**Problem requirements**
In the records below, pick out all lines containing the word "Percentage".
%%
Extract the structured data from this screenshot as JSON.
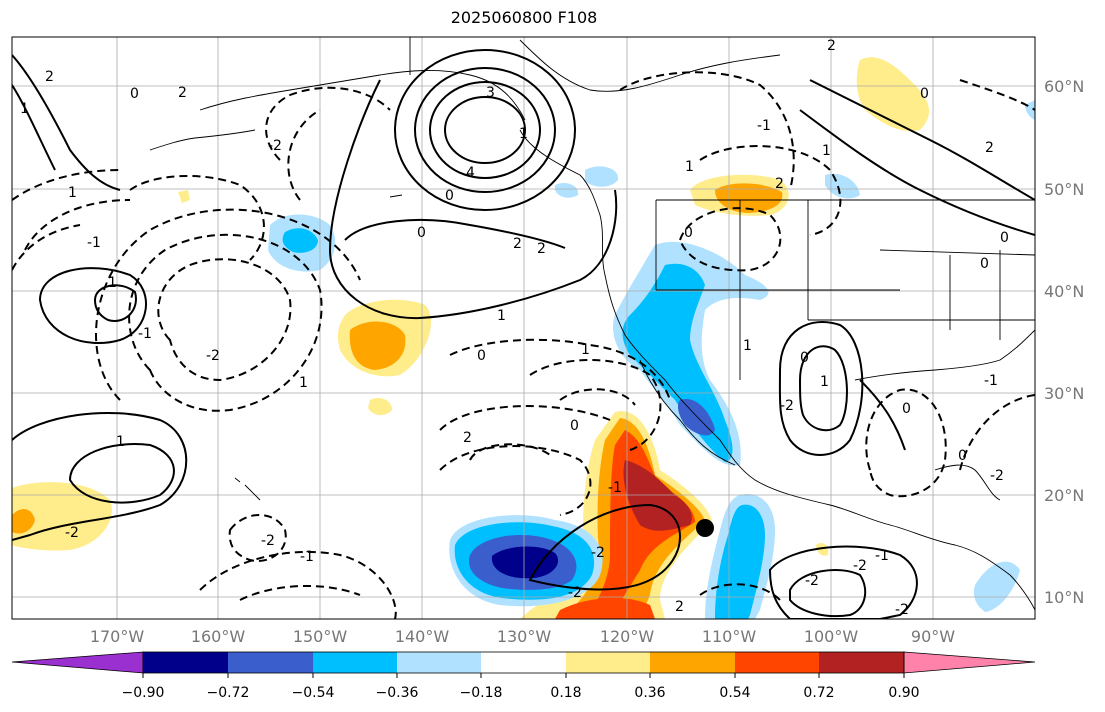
{
  "title": "2025060800 F108",
  "lat_labels": [
    "60°N",
    "50°N",
    "40°N",
    "30°N",
    "20°N",
    "10°N"
  ],
  "lon_labels": [
    "170°W",
    "160°W",
    "150°W",
    "140°W",
    "130°W",
    "120°W",
    "110°W",
    "100°W",
    "90°W"
  ],
  "colorbar": {
    "labels": [
      "−0.90",
      "−0.72",
      "−0.54",
      "−0.36",
      "−0.18",
      "0.18",
      "0.36",
      "0.54",
      "0.72",
      "0.90"
    ],
    "colors": [
      "#9b30d0",
      "#00008b",
      "#3a5fcd",
      "#00bfff",
      "#b0e2ff",
      "#ffffff",
      "#ffec8b",
      "#ffa500",
      "#ff4500",
      "#b22222",
      "#ff82ab"
    ]
  },
  "contour_labels": [
    "2",
    "0",
    "2",
    "-1",
    "1",
    "1",
    "2",
    "0",
    "3",
    "1",
    "4",
    "0",
    "2",
    "2",
    "1",
    "0",
    "-2",
    "1",
    "-1",
    "1",
    "-1",
    "-2",
    "1",
    "0",
    "1",
    "-2",
    "-2",
    "-1",
    "2",
    "1",
    "0",
    "-1",
    "-2",
    "-2",
    "2",
    "1",
    "0",
    "1",
    "-2",
    "0",
    "-1",
    "0",
    "-2",
    "-1",
    "-2",
    "-2",
    "-2",
    "0",
    "0",
    "1",
    "2",
    "0",
    "2"
  ],
  "marker": {
    "name": "black dot"
  }
}
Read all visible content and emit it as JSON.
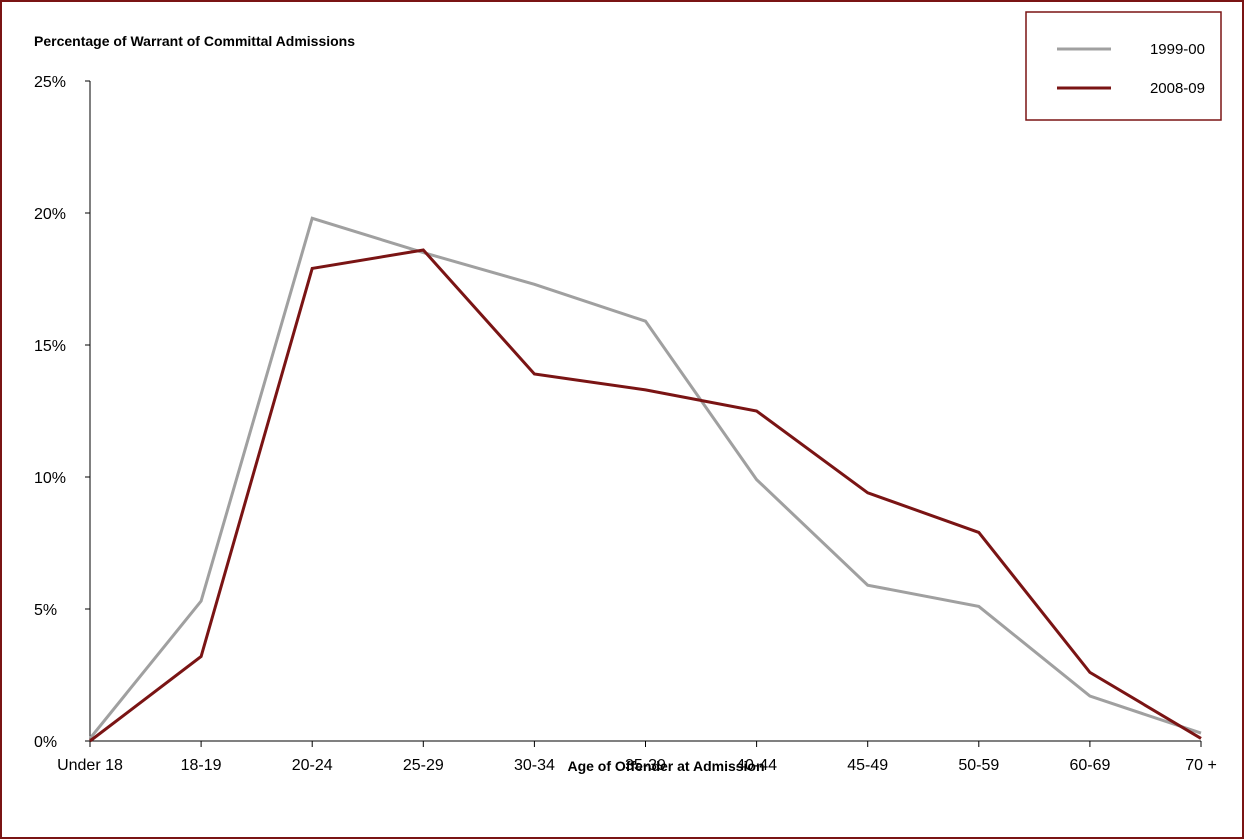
{
  "chart_data": {
    "type": "line",
    "title": "Percentage of Warrant of Committal Admissions",
    "xlabel": "Age of Offender at Admission",
    "ylabel": "",
    "categories": [
      "Under 18",
      "18-19",
      "20-24",
      "25-29",
      "30-34",
      "35-39",
      "40-44",
      "45-49",
      "50-59",
      "60-69",
      "70 +"
    ],
    "ylim": [
      0,
      25
    ],
    "y_ticks": [
      0,
      5,
      10,
      15,
      20,
      25
    ],
    "y_tick_labels": [
      "0%",
      "5%",
      "10%",
      "15%",
      "20%",
      "25%"
    ],
    "grid": false,
    "legend_position": "top-right",
    "series": [
      {
        "name": "1999-00",
        "color": "#a0a0a0",
        "values": [
          0.1,
          5.3,
          19.8,
          18.5,
          17.3,
          15.9,
          9.9,
          5.9,
          5.1,
          1.7,
          0.3
        ]
      },
      {
        "name": "2008-09",
        "color": "#7a1414",
        "values": [
          0.0,
          3.2,
          17.9,
          18.6,
          13.9,
          13.3,
          12.5,
          9.4,
          7.9,
          2.6,
          0.1
        ]
      }
    ]
  }
}
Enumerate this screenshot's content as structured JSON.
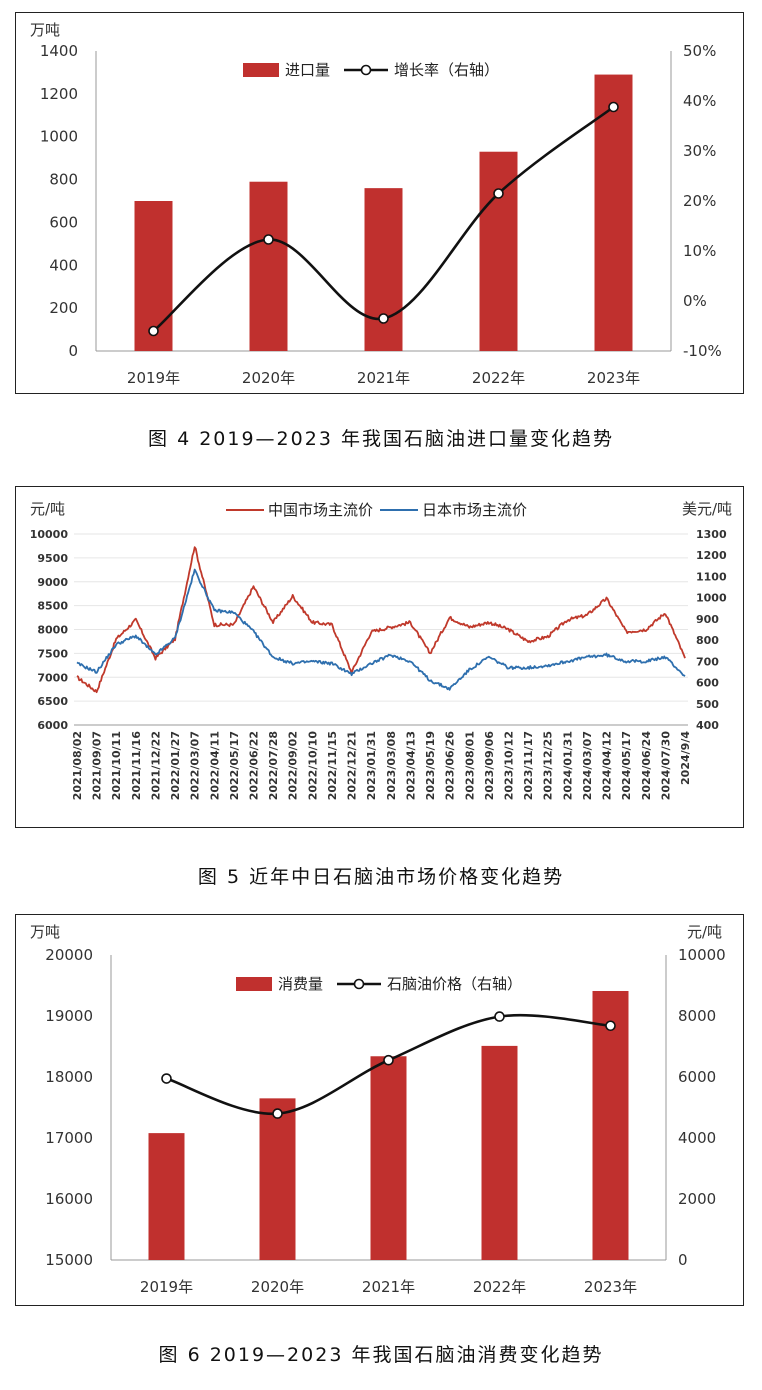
{
  "captions": [
    "图 4  2019—2023 年我国石脑油进口量变化趋势",
    "图 5  近年中日石脑油市场价格变化趋势",
    "图 6  2019—2023 年我国石脑油消费变化趋势"
  ],
  "colors": {
    "bar": "#c0302e",
    "line": "#111111",
    "china": "#c0392b",
    "japan": "#2e6fae",
    "grid": "#e6e6e6"
  },
  "chart_data": [
    {
      "type": "bar",
      "categories": [
        "2019年",
        "2020年",
        "2021年",
        "2022年",
        "2023年"
      ],
      "unit_left": "万吨",
      "ylim": [
        0,
        1400
      ],
      "yticks": [
        "0",
        "200",
        "400",
        "600",
        "800",
        "1000",
        "1200",
        "1400"
      ],
      "ylim_right": [
        -10,
        50
      ],
      "yticks_right": [
        "-10%",
        "0%",
        "10%",
        "20%",
        "30%",
        "40%",
        "50%"
      ],
      "series": [
        {
          "name": "进口量",
          "type": "bar",
          "values": [
            700,
            790,
            760,
            930,
            1290
          ]
        },
        {
          "name": "增长率（右轴）",
          "type": "line",
          "axis": "right",
          "values": [
            -6,
            12.3,
            -3.5,
            21.5,
            38.8
          ]
        }
      ],
      "legend_placement": "top"
    },
    {
      "type": "line",
      "unit_left": "元/吨",
      "unit_right": "美元/吨",
      "ylim": [
        6000,
        10000
      ],
      "yticks": [
        "6000",
        "6500",
        "7000",
        "7500",
        "8000",
        "8500",
        "9000",
        "9500",
        "10000"
      ],
      "ylim_right": [
        400,
        1300
      ],
      "yticks_right": [
        "400",
        "500",
        "600",
        "700",
        "800",
        "900",
        "1000",
        "1100",
        "1200",
        "1300"
      ],
      "x": [
        "2021/08/02",
        "2021/09/07",
        "2021/10/11",
        "2021/11/16",
        "2021/12/22",
        "2022/01/27",
        "2022/03/07",
        "2022/04/11",
        "2022/05/17",
        "2022/06/22",
        "2022/07/28",
        "2022/09/02",
        "2022/10/10",
        "2022/11/15",
        "2022/12/21",
        "2023/01/31",
        "2023/03/08",
        "2023/04/13",
        "2023/05/19",
        "2023/06/26",
        "2023/08/01",
        "2023/09/06",
        "2023/10/12",
        "2023/11/17",
        "2023/12/25",
        "2024/01/31",
        "2024/03/07",
        "2024/04/12",
        "2024/05/17",
        "2024/06/24",
        "2024/07/30",
        "2024/9/4"
      ],
      "series": [
        {
          "name": "中国市场主流价",
          "axis": "left",
          "values": [
            7000,
            6700,
            7800,
            8200,
            7400,
            7800,
            9750,
            8100,
            8100,
            8900,
            8150,
            8700,
            8150,
            8100,
            7100,
            7950,
            8050,
            8150,
            7500,
            8250,
            8050,
            8150,
            8000,
            7750,
            7850,
            8200,
            8300,
            8650,
            7950,
            8000,
            8350,
            7400
          ]
        },
        {
          "name": "日本市场主流价",
          "axis": "right",
          "values": [
            690,
            650,
            780,
            820,
            730,
            810,
            1130,
            940,
            930,
            840,
            720,
            690,
            700,
            690,
            640,
            690,
            730,
            700,
            610,
            570,
            660,
            720,
            670,
            670,
            680,
            700,
            720,
            730,
            700,
            700,
            720,
            630
          ]
        }
      ],
      "legend_placement": "top"
    },
    {
      "type": "bar",
      "categories": [
        "2019年",
        "2020年",
        "2021年",
        "2022年",
        "2023年"
      ],
      "unit_left": "万吨",
      "unit_right": "元/吨",
      "ylim": [
        15000,
        20000
      ],
      "yticks": [
        "15000",
        "16000",
        "17000",
        "18000",
        "19000",
        "20000"
      ],
      "ylim_right": [
        0,
        10000
      ],
      "yticks_right": [
        "0",
        "2000",
        "4000",
        "6000",
        "8000",
        "10000"
      ],
      "series": [
        {
          "name": "消费量",
          "type": "bar",
          "values": [
            17080,
            17650,
            18340,
            18510,
            19410
          ]
        },
        {
          "name": "石脑油价格（右轴）",
          "type": "line",
          "axis": "right",
          "values": [
            5950,
            4800,
            6550,
            7980,
            7680
          ]
        }
      ],
      "legend_placement": "top"
    }
  ]
}
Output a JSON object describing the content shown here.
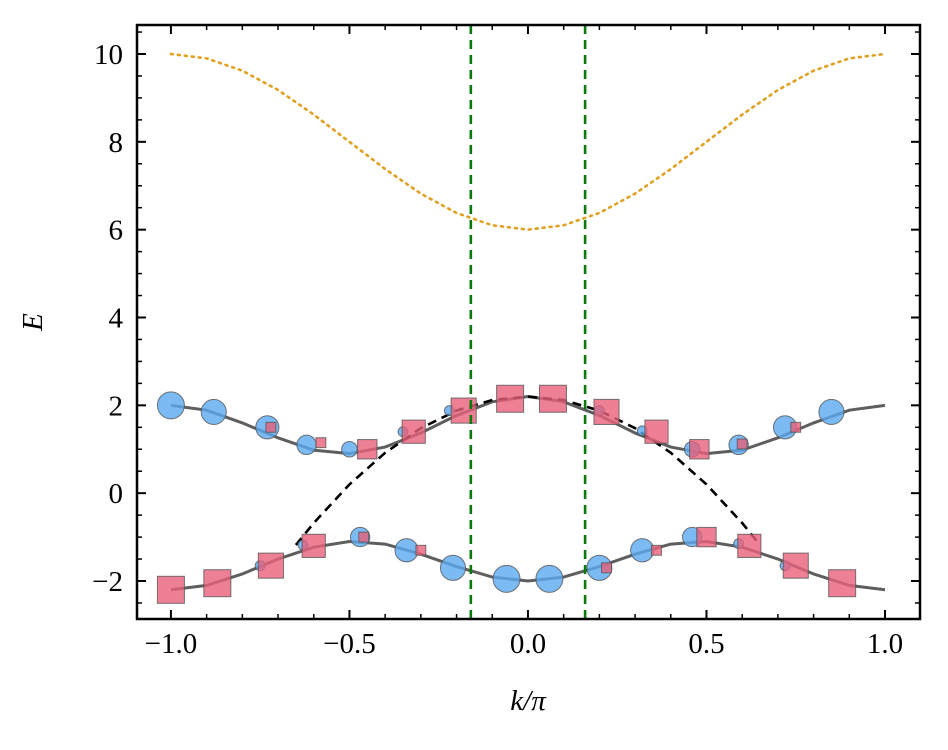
{
  "chart_data": {
    "type": "line",
    "xlabel": "k/π",
    "ylabel": "E",
    "xlim": [
      -1.095,
      1.098
    ],
    "ylim": [
      -2.865,
      10.66
    ],
    "xticks": [
      {
        "value": -1.0,
        "label": "−1.0"
      },
      {
        "value": -0.5,
        "label": "−0.5"
      },
      {
        "value": 0,
        "label": "0.0"
      },
      {
        "value": 0.5,
        "label": "0.5"
      },
      {
        "value": 1.0,
        "label": "1.0"
      }
    ],
    "yticks": [
      {
        "value": -2,
        "label": "−2"
      },
      0,
      2,
      4,
      6,
      8,
      10
    ],
    "xminorticks": [
      -0.9,
      -0.8,
      -0.7,
      -0.6,
      -0.4,
      -0.3,
      -0.2,
      -0.1,
      0.1,
      0.2,
      0.3,
      0.4,
      0.6,
      0.7,
      0.8,
      0.9
    ],
    "yminorticks": [
      -2.5,
      -1.5,
      -1,
      -0.5,
      0.5,
      1,
      1.5,
      2.5,
      3,
      3.5,
      4.5,
      5,
      5.5,
      6.5,
      7,
      7.5,
      8.5,
      9,
      9.5,
      10.5
    ],
    "series": [
      {
        "style": "solid",
        "color": "#555555",
        "x": [
          -1.0,
          -0.9,
          -0.8,
          -0.7,
          -0.6,
          -0.5,
          -0.4,
          -0.3,
          -0.2,
          -0.1,
          0,
          0.1,
          0.2,
          0.3,
          0.4,
          0.5,
          0.6,
          0.7,
          0.8,
          0.9,
          1.0
        ],
        "values": [
          2.0,
          1.89,
          1.6,
          1.26,
          0.98,
          0.9,
          1.05,
          1.37,
          1.77,
          2.08,
          2.2,
          2.08,
          1.77,
          1.37,
          1.05,
          0.9,
          0.98,
          1.26,
          1.6,
          1.89,
          2.0
        ]
      },
      {
        "style": "solid",
        "color": "#555555",
        "x": [
          -1.0,
          -0.9,
          -0.8,
          -0.7,
          -0.6,
          -0.5,
          -0.4,
          -0.3,
          -0.2,
          -0.1,
          0,
          0.1,
          0.2,
          0.3,
          0.4,
          0.5,
          0.6,
          0.7,
          0.8,
          0.9,
          1.0
        ],
        "values": [
          -2.2,
          -2.1,
          -1.84,
          -1.5,
          -1.23,
          -1.1,
          -1.16,
          -1.39,
          -1.67,
          -1.91,
          -2.0,
          -1.91,
          -1.67,
          -1.39,
          -1.16,
          -1.1,
          -1.23,
          -1.5,
          -1.84,
          -2.1,
          -2.2
        ]
      },
      {
        "style": "dotted",
        "color": "#e0a020",
        "x": [
          -1.0,
          -0.9,
          -0.8,
          -0.7,
          -0.6,
          -0.5,
          -0.4,
          -0.3,
          -0.2,
          -0.1,
          0,
          0.1,
          0.2,
          0.3,
          0.4,
          0.5,
          0.6,
          0.7,
          0.8,
          0.9,
          1.0
        ],
        "values": [
          10,
          9.9,
          9.62,
          9.18,
          8.62,
          8,
          7.38,
          6.82,
          6.38,
          6.1,
          6,
          6.1,
          6.38,
          6.82,
          7.38,
          8,
          8.62,
          9.18,
          9.62,
          9.9,
          10
        ]
      },
      {
        "style": "dashed",
        "color": "#000000",
        "x": [
          -0.65,
          -0.6,
          -0.5,
          -0.4,
          -0.3,
          -0.2,
          -0.1,
          0,
          0.1,
          0.2,
          0.3,
          0.4,
          0.5,
          0.6,
          0.65
        ],
        "values": [
          -1.18,
          -0.68,
          0.2,
          0.92,
          1.48,
          1.88,
          2.12,
          2.2,
          2.12,
          1.88,
          1.48,
          0.92,
          0.2,
          -0.68,
          -1.18
        ]
      }
    ],
    "vlines": {
      "color": "#0a7a0a",
      "values": [
        -0.16,
        0.16
      ]
    },
    "scatter_series": [
      {
        "marker": "circle",
        "color": "#5aa9f0",
        "x": [
          -1.0,
          -0.88,
          -0.73,
          -0.62,
          -0.5,
          -0.35,
          -0.22,
          0.2,
          0.32,
          0.46,
          0.59,
          0.72,
          0.85,
          -0.75,
          -0.63,
          -0.47,
          -0.34,
          -0.21,
          -0.06,
          0.06,
          0.2,
          0.32,
          0.46,
          0.59,
          0.72
        ],
        "values": [
          2.0,
          1.85,
          1.5,
          1.1,
          1.0,
          1.4,
          1.88,
          1.88,
          1.42,
          1.0,
          1.1,
          1.5,
          1.85,
          -1.65,
          -1.18,
          -1.0,
          -1.3,
          -1.7,
          -1.95,
          -1.95,
          -1.7,
          -1.3,
          -1.0,
          -1.15,
          -1.65
        ],
        "sizes": [
          10,
          9,
          8,
          6,
          4,
          1,
          1,
          1,
          1,
          4,
          6,
          8,
          9,
          1,
          1,
          6,
          8,
          9,
          10,
          10,
          9,
          8,
          6,
          1,
          1
        ]
      },
      {
        "marker": "square",
        "color": "#e8607a",
        "x": [
          -0.72,
          -0.58,
          -0.45,
          -0.32,
          -0.18,
          -0.05,
          0.07,
          0.22,
          0.36,
          0.48,
          0.6,
          0.75,
          -1.0,
          -0.87,
          -0.72,
          -0.6,
          -0.46,
          -0.3,
          0.22,
          0.36,
          0.5,
          0.62,
          0.75,
          0.88
        ],
        "values": [
          1.5,
          1.15,
          1.0,
          1.4,
          1.88,
          2.15,
          2.15,
          1.85,
          1.4,
          1.0,
          1.12,
          1.5,
          -2.2,
          -2.05,
          -1.65,
          -1.2,
          -1.0,
          -1.3,
          -1.7,
          -1.3,
          -1.0,
          -1.2,
          -1.65,
          -2.05
        ],
        "sizes": [
          1,
          1,
          6,
          8,
          9,
          10,
          10,
          9,
          8,
          6,
          1,
          1,
          10,
          10,
          9,
          8,
          1,
          1,
          1,
          1,
          6,
          8,
          9,
          10
        ]
      }
    ]
  }
}
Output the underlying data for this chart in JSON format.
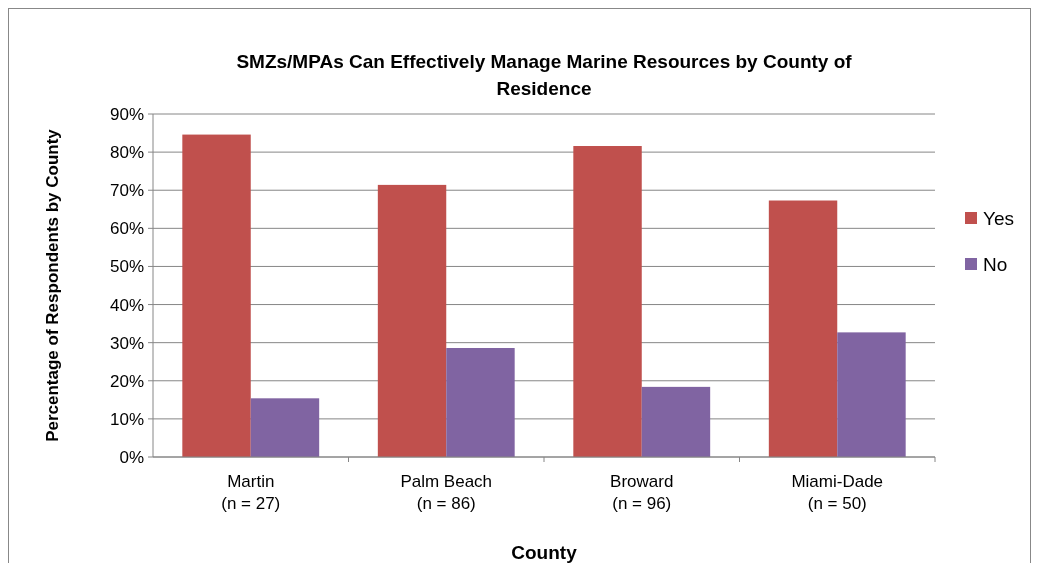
{
  "chart_data": {
    "type": "bar",
    "title": "SMZs/MPAs Can Effectively Manage Marine Resources by County of Residence",
    "xlabel": "County",
    "ylabel": "Percentage of Respondents by County",
    "categories": [
      "Martin\n(n = 27)",
      "Palm Beach\n(n = 86)",
      "Broward\n(n = 96)",
      "Miami-Dade\n(n = 50)"
    ],
    "series": [
      {
        "name": "Yes",
        "color": "#c0504d",
        "values": [
          84.6,
          71.4,
          81.6,
          67.3
        ]
      },
      {
        "name": "No",
        "color": "#8064a2",
        "values": [
          15.4,
          28.6,
          18.4,
          32.7
        ]
      }
    ],
    "ylim": [
      0,
      90
    ],
    "yticks": [
      {
        "value": 0,
        "label": "0%"
      },
      {
        "value": 10,
        "label": "10%"
      },
      {
        "value": 20,
        "label": "20%"
      },
      {
        "value": 30,
        "label": "30%"
      },
      {
        "value": 40,
        "label": "40%"
      },
      {
        "value": 50,
        "label": "50%"
      },
      {
        "value": 60,
        "label": "60%"
      },
      {
        "value": 70,
        "label": "70%"
      },
      {
        "value": 80,
        "label": "80%"
      },
      {
        "value": 90,
        "label": "90%"
      }
    ],
    "grid": "y",
    "legend": "right"
  }
}
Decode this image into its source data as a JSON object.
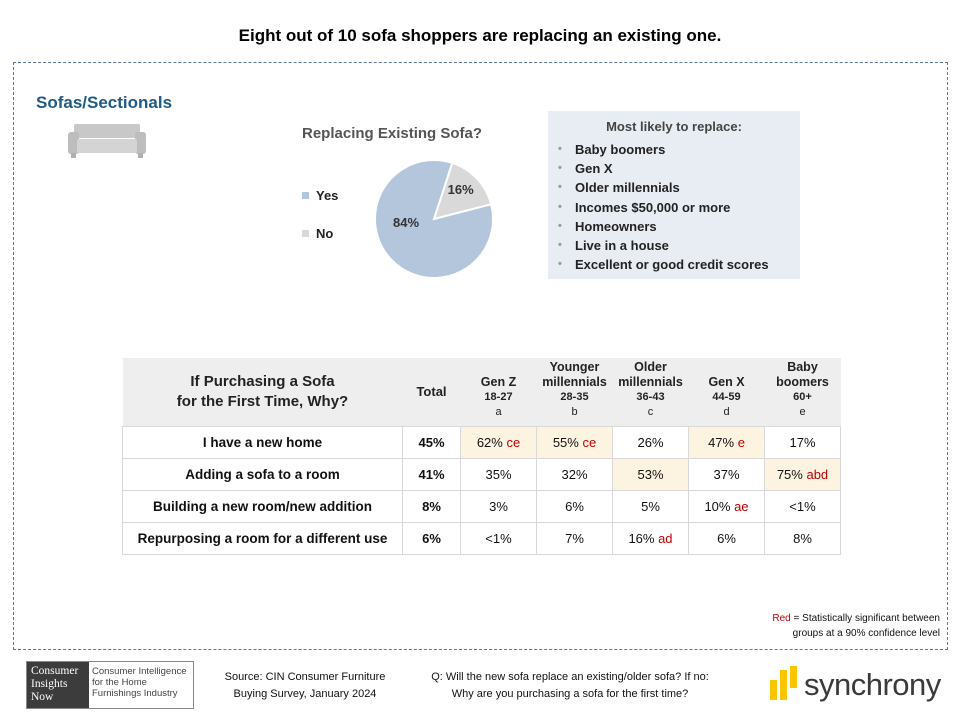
%%
**Result**
    "title": "Percentage of Warrant of Committal Admissions",
    "ylabel": "Percentage of Respondents by County",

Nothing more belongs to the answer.